**WORK INSTRUCTIONS**
The exercise asks for every line of the data to be reproduced exactly.

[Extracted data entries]

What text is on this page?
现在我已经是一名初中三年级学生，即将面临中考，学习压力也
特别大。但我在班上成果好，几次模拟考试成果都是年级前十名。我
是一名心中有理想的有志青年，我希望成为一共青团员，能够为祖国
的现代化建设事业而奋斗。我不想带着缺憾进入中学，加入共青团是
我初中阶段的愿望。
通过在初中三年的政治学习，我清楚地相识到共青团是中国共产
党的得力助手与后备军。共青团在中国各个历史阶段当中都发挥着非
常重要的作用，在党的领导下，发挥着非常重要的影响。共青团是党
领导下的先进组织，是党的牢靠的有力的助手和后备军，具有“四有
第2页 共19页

**RESULT FOR THIS TASK**
What text is on this page?
现在我已经是一名初中三年级学生，即将面临中考，学习压力也
特别大。但我在班上成果好，几次模拟考试成果都是年级前十名。我
是一名心中有理想的有志青年，我希望成为一共青团员，能够为祖国
的现代化建设事业而奋斗。我不想带着缺憾进入中学，加入共青团是
我初中阶段的愿望。
通过在初中三年的政治学习，我清楚地相识到共青团是中国共产
党的得力助手与后备军。共青团在中国各个历史阶段当中都发挥着非
常重要的作用，在党的领导下，发挥着非常重要的影响。共青团是党
领导下的先进组织，是党的牢靠的有力的助手和后备军，具有“四有
第2页 共19页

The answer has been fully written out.